Report the count of lines holding "text" in the records, with no other words.

===

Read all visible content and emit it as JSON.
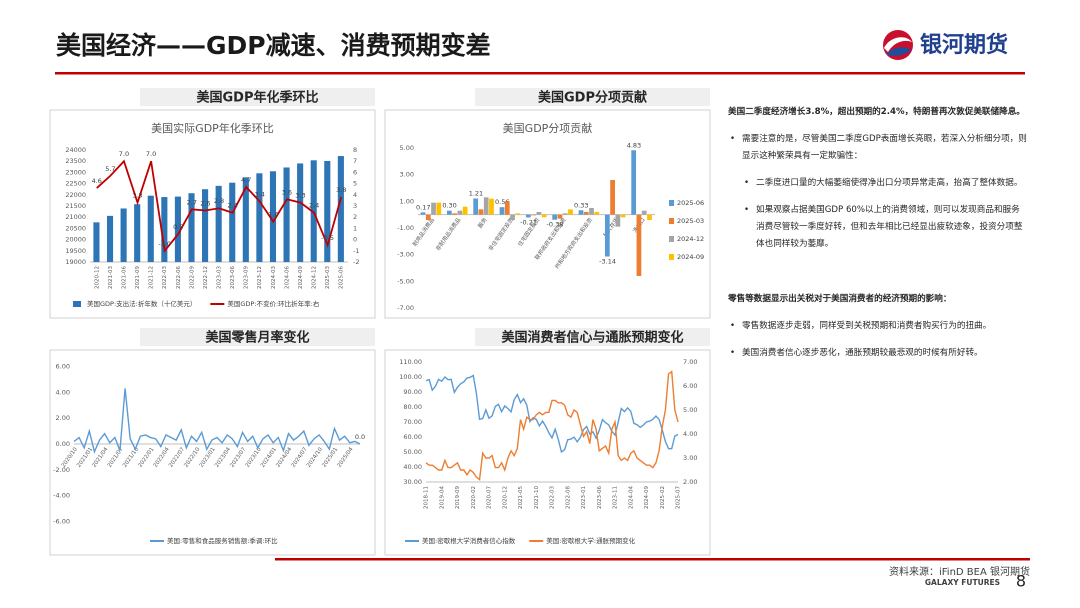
{
  "header": {
    "title": "美国经济——GDP减速、消费预期变差",
    "logo": "银河期货"
  },
  "footer": {
    "source": "资料来源：iFinD BEA 银河期货",
    "brand": "GALAXY FUTURES",
    "page": "8"
  },
  "commentary": [
    {
      "heading": "美国二季度经济增长3.8%，超出预期的2.4%，特朗普再次敦促美联储降息。",
      "points": [
        {
          "text": "需要注意的是，尽管美国二季度GDP表面增长亮眼，若深入分析细分项，则显示这种繁荣具有一定欺骗性：",
          "subpoints": [
            "二季度进口量的大幅萎缩使得净出口分项异常走高，抬高了整体数据。",
            "如果观察占据美国GDP 60%以上的消费领域，则可以发现商品和服务消费尽管较一季度好转，但和去年相比已经显出疲软迹象，投资分项整体也同样较为萎靡。"
          ]
        }
      ]
    },
    {
      "heading": "零售等数据显示出关税对于美国消费者的经济预期的影响：",
      "points": [
        {
          "text": "零售数据逐步走弱，同样受到关税预期和消费者购买行为的扭曲。"
        },
        {
          "text": "美国消费者信心逐步恶化，通胀预期较最悲观的时候有所好转。"
        }
      ]
    }
  ],
  "chart_data": [
    {
      "type": "bar",
      "heading": "美国GDP年化季环比",
      "title": "美国实际GDP年化季环比",
      "legend": "bottom",
      "grid": false,
      "categories": [
        "2020-12",
        "2021-03",
        "2021-06",
        "2021-09",
        "2021-12",
        "2022-03",
        "2022-06",
        "2022-09",
        "2022-12",
        "2023-03",
        "2023-06",
        "2023-09",
        "2023-12",
        "2024-03",
        "2024-06",
        "2024-09",
        "2024-12",
        "2025-03",
        "2025-06"
      ],
      "series": [
        {
          "name": "美国GDP:支出法:折年数（十亿美元）",
          "color": "#2e75b6",
          "values": [
            20770,
            21060,
            21390,
            21580,
            21960,
            21900,
            21920,
            22070,
            22250,
            22400,
            22540,
            22780,
            22960,
            23050,
            23220,
            23400,
            23540,
            23510,
            23730
          ]
        },
        {
          "name": "美国GDP:不变价:环比折年率:右",
          "type": "line",
          "axis": "y2",
          "color": "#c00000",
          "values": [
            4.6,
            5.7,
            7.0,
            3.3,
            7.0,
            -1.0,
            0.5,
            2.7,
            2.6,
            2.8,
            2.4,
            4.7,
            3.4,
            1.6,
            3.6,
            3.3,
            2.4,
            -0.5,
            3.8
          ],
          "value_labels": [
            "4.6",
            "5.7",
            "7.0",
            "3.3",
            "7.0",
            "-1.0",
            "0.5",
            "2.7",
            "2.6",
            "2.8",
            "2.4",
            "4.7",
            "3.4",
            "1.6",
            "3.6",
            "3.3",
            "2.4",
            "-0.5",
            "3.8"
          ]
        }
      ],
      "ylim": [
        19000,
        24000
      ],
      "yticks": [
        19000,
        19500,
        20000,
        20500,
        21000,
        21500,
        22000,
        22500,
        23000,
        23500,
        24000
      ],
      "y2lim": [
        -2,
        8
      ],
      "y2ticks": [
        -2,
        -1,
        0,
        1,
        2,
        3,
        4,
        5,
        6,
        7,
        8
      ]
    },
    {
      "type": "bar",
      "heading": "美国GDP分项贡献",
      "title": "美国GDP分项贡献",
      "legend": "right",
      "grid": false,
      "categories": [
        "耐用品消费品",
        "非耐用品消费品",
        "服务",
        "非住宅固定投资",
        "住宅固定投资",
        "联邦政府支出和投资",
        "州和地方政府支出和投资",
        "私人存货",
        "净出口"
      ],
      "series": [
        {
          "name": "2025-06",
          "color": "#5b9bd5",
          "values": [
            0.17,
            0.3,
            1.21,
            0.56,
            -0.21,
            -0.38,
            0.33,
            -3.14,
            4.83
          ],
          "value_labels": [
            "0.17",
            "0.30",
            "1.21",
            "0.56",
            "-0.21",
            "-0.38",
            "0.33",
            "-3.14",
            "4.83"
          ]
        },
        {
          "name": "2025-03",
          "color": "#ed7d31",
          "values": [
            -0.4,
            0.1,
            0.4,
            1.0,
            -0.05,
            -0.3,
            0.2,
            2.6,
            -4.6
          ]
        },
        {
          "name": "2024-12",
          "color": "#a5a5a5",
          "values": [
            0.9,
            0.3,
            1.3,
            -0.4,
            0.2,
            0.1,
            0.5,
            -0.9,
            0.3
          ]
        },
        {
          "name": "2024-09",
          "color": "#ffc000",
          "values": [
            0.9,
            0.6,
            1.2,
            0.1,
            -0.2,
            0.4,
            0.2,
            -0.2,
            -0.4
          ]
        }
      ],
      "ylim": [
        -7,
        5
      ],
      "yticks": [
        {
          "value": 5,
          "label": "5.00"
        },
        {
          "value": 3,
          "label": "3.00"
        },
        {
          "value": 1,
          "label": "1.00"
        },
        {
          "value": -1,
          "label": "-1.00"
        },
        {
          "value": -3,
          "label": "-3.00"
        },
        {
          "value": -5,
          "label": "-5.00"
        },
        {
          "value": -7,
          "label": "-7.00"
        }
      ]
    },
    {
      "type": "line",
      "heading": "美国零售月率变化",
      "legend": "bottom",
      "grid": false,
      "categories": [
        "2020/10",
        null,
        null,
        "2021/01",
        null,
        null,
        "2021/04",
        null,
        null,
        "2021/07",
        null,
        null,
        "2021/10",
        null,
        null,
        "2022/01",
        null,
        null,
        "2022/04",
        null,
        null,
        "2022/07",
        null,
        null,
        "2022/10",
        null,
        null,
        "2023/01",
        null,
        null,
        "2023/04",
        null,
        null,
        "2023/07",
        null,
        null,
        "2023/10",
        null,
        null,
        "2024/01",
        null,
        null,
        "2024/04",
        null,
        null,
        "2024/07",
        null,
        null,
        "2024/10",
        null,
        null,
        "2025/01",
        null,
        null,
        "2025/04",
        null,
        null
      ],
      "series": [
        {
          "name": "美国:零售和食品服务销售额:季调:环比",
          "color": "#5b9bd5",
          "values": [
            0.2,
            0.5,
            -0.3,
            1.0,
            -0.6,
            0.3,
            0.8,
            0.1,
            0.5,
            -0.5,
            4.3,
            0.4,
            -0.4,
            0.6,
            0.7,
            0.5,
            0.4,
            -0.2,
            0.7,
            0.5,
            0.3,
            1.1,
            -0.3,
            0.6,
            0.2,
            0.9,
            -0.4,
            0.3,
            0.5,
            0.1,
            0.7,
            0.4,
            -0.2,
            0.9,
            0.2,
            0.6,
            -0.3,
            0.4,
            0.7,
            0.1,
            0.5,
            -0.5,
            0.8,
            0.3,
            0.6,
            1.0,
            -0.1,
            0.4,
            0.7,
            0.2,
            -0.4,
            1.2,
            0.3,
            0.6,
            0.1,
            0.2,
            0.0
          ],
          "value_labels": [
            null,
            null,
            null,
            null,
            null,
            null,
            null,
            null,
            null,
            null,
            null,
            null,
            null,
            null,
            null,
            null,
            null,
            null,
            null,
            null,
            null,
            null,
            null,
            null,
            null,
            null,
            null,
            null,
            null,
            null,
            null,
            null,
            null,
            null,
            null,
            null,
            null,
            null,
            null,
            null,
            null,
            null,
            null,
            null,
            null,
            null,
            null,
            null,
            null,
            null,
            null,
            null,
            null,
            null,
            null,
            null,
            "0.0"
          ]
        }
      ],
      "ylim": [
        -6.5,
        6.5
      ],
      "yticks": [
        {
          "value": 6,
          "label": "6.00"
        },
        {
          "value": 4,
          "label": "4.00"
        },
        {
          "value": 2,
          "label": "2.00"
        },
        {
          "value": 0,
          "label": "0.00"
        },
        {
          "value": -2,
          "label": "-2.00"
        },
        {
          "value": -4,
          "label": "-4.00"
        },
        {
          "value": -6,
          "label": "-6.00"
        }
      ]
    },
    {
      "type": "line",
      "heading": "美国消费者信心与通胀预期变化",
      "legend": "bottom",
      "grid": false,
      "categories": [
        "2018-11",
        null,
        null,
        null,
        null,
        "2019-04",
        null,
        null,
        null,
        null,
        "2019-09",
        null,
        null,
        null,
        null,
        "2020-02",
        null,
        null,
        null,
        null,
        "2020-07",
        null,
        null,
        null,
        null,
        "2020-12",
        null,
        null,
        null,
        null,
        "2021-05",
        null,
        null,
        null,
        null,
        "2021-10",
        null,
        null,
        null,
        null,
        "2022-03",
        null,
        null,
        null,
        null,
        "2022-08",
        null,
        null,
        null,
        null,
        "2023-01",
        null,
        null,
        null,
        null,
        "2023-06",
        null,
        null,
        null,
        null,
        "2023-11",
        null,
        null,
        null,
        null,
        "2024-04",
        null,
        null,
        null,
        null,
        "2024-09",
        null,
        null,
        null,
        null,
        "2025-02",
        null,
        null,
        null,
        null,
        "2025-07"
      ],
      "series": [
        {
          "name": "美国:密歇根大学消费者信心指数",
          "color": "#5b9bd5",
          "values": [
            97.5,
            98.3,
            91.2,
            93.8,
            98.4,
            97.2,
            100.0,
            98.2,
            98.4,
            89.8,
            93.2,
            95.5,
            96.8,
            99.3,
            99.8,
            101.0,
            89.1,
            71.8,
            72.3,
            78.1,
            72.5,
            74.1,
            80.4,
            81.8,
            76.9,
            80.7,
            79.0,
            76.8,
            84.9,
            88.3,
            82.9,
            85.5,
            81.2,
            70.3,
            72.8,
            71.7,
            67.4,
            70.6,
            67.2,
            62.8,
            59.4,
            65.2,
            58.4,
            50.0,
            51.5,
            58.2,
            58.6,
            59.9,
            56.8,
            59.7,
            64.9,
            67.0,
            62.0,
            63.5,
            59.2,
            64.4,
            71.6,
            69.5,
            68.1,
            63.8,
            61.3,
            69.7,
            79.0,
            76.9,
            79.4,
            77.2,
            69.1,
            68.2,
            66.4,
            67.9,
            70.1,
            70.5,
            71.8,
            74.0,
            71.7,
            64.7,
            57.0,
            52.2,
            52.2,
            60.7,
            61.7
          ]
        },
        {
          "name": "美国:密歇根大学:通胀预期变化",
          "color": "#ed7d31",
          "axis": "y2",
          "values": [
            2.8,
            2.7,
            2.7,
            2.6,
            2.5,
            2.5,
            2.9,
            2.6,
            2.6,
            2.7,
            2.8,
            2.5,
            2.5,
            2.3,
            2.5,
            2.4,
            2.2,
            2.1,
            3.2,
            3.0,
            3.0,
            3.1,
            2.6,
            2.6,
            2.8,
            2.5,
            3.0,
            3.3,
            3.1,
            3.4,
            4.6,
            4.2,
            4.7,
            4.6,
            4.6,
            4.8,
            4.9,
            4.8,
            4.9,
            4.9,
            5.4,
            5.4,
            5.3,
            5.3,
            5.2,
            4.8,
            4.7,
            5.0,
            4.9,
            4.4,
            3.9,
            4.1,
            3.6,
            4.6,
            4.2,
            3.3,
            3.4,
            3.5,
            3.2,
            4.2,
            4.5,
            3.1,
            2.9,
            3.0,
            2.9,
            3.2,
            3.3,
            3.0,
            2.9,
            2.8,
            2.7,
            2.7,
            2.6,
            2.8,
            3.3,
            4.3,
            5.0,
            6.5,
            6.6,
            5.0,
            4.5
          ]
        }
      ],
      "ylim": [
        30,
        110
      ],
      "yticks": [
        {
          "value": 30,
          "label": "30.00"
        },
        {
          "value": 40,
          "label": "40.00"
        },
        {
          "value": 50,
          "label": "50.00"
        },
        {
          "value": 60,
          "label": "60.00"
        },
        {
          "value": 70,
          "label": "70.00"
        },
        {
          "value": 80,
          "label": "80.00"
        },
        {
          "value": 90,
          "label": "90.00"
        },
        {
          "value": 100,
          "label": "100.00"
        },
        {
          "value": 110,
          "label": "110.00"
        }
      ],
      "y2lim": [
        2,
        7
      ],
      "y2ticks": [
        {
          "value": 2,
          "label": "2.00"
        },
        {
          "value": 3,
          "label": "3.00"
        },
        {
          "value": 4,
          "label": "4.00"
        },
        {
          "value": 5,
          "label": "5.00"
        },
        {
          "value": 6,
          "label": "6.00"
        },
        {
          "value": 7,
          "label": "7.00"
        }
      ]
    }
  ]
}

===

**Solution**
3